### Records for this task
•••••
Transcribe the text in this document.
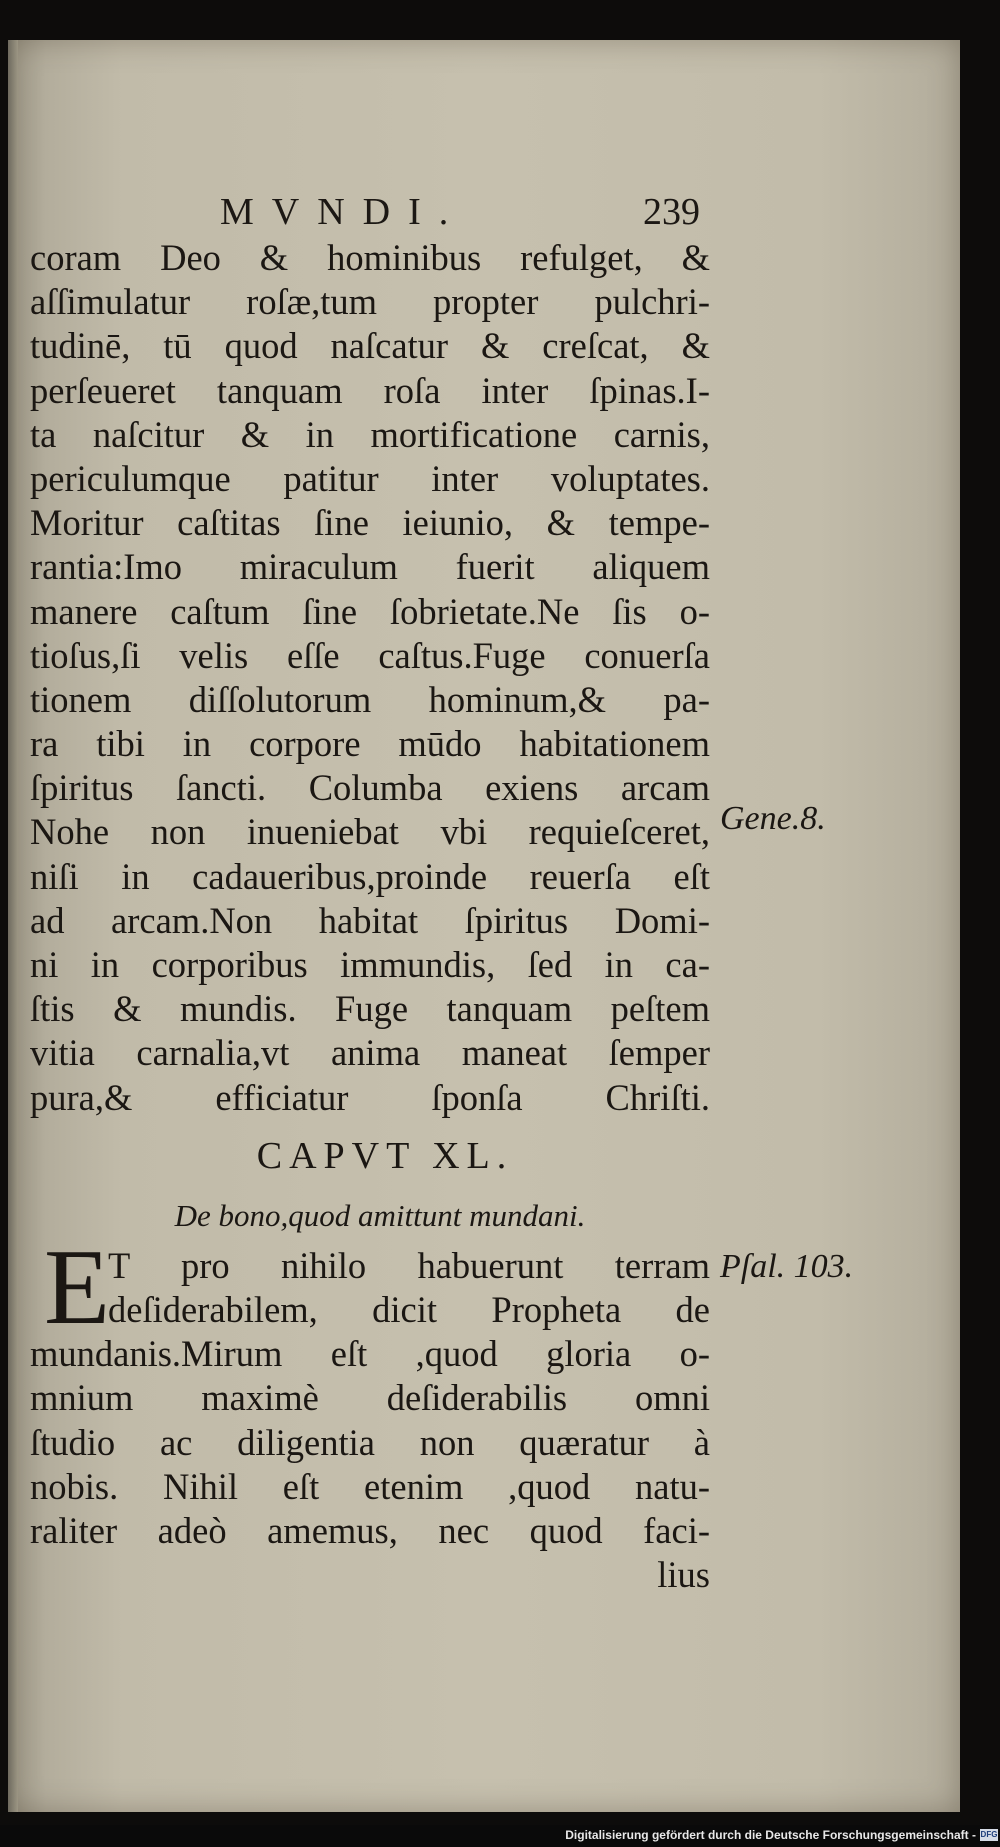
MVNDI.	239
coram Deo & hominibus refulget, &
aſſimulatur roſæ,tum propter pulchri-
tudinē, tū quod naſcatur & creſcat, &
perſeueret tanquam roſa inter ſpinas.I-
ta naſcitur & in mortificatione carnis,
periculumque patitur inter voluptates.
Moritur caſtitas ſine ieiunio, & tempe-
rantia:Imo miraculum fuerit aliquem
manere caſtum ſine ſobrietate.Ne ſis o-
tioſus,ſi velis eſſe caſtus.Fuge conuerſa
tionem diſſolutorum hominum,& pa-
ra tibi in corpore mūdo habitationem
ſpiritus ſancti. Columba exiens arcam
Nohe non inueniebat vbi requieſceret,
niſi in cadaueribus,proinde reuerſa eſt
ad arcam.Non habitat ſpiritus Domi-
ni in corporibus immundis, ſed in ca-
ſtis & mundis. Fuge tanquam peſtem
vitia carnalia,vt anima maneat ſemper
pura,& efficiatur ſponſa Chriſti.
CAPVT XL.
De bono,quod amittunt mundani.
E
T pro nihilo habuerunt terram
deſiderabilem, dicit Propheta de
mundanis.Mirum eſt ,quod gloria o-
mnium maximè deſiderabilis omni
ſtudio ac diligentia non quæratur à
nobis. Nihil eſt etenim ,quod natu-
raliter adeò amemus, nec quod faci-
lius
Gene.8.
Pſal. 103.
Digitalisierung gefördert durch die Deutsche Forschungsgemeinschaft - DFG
•••••
### Aim of the exercise
List all lines holding the string "tanquam".

### Exercise solution
perſeueret tanquam roſa inter ſpinas.I-
ſtis & mundis. Fuge tanquam peſtem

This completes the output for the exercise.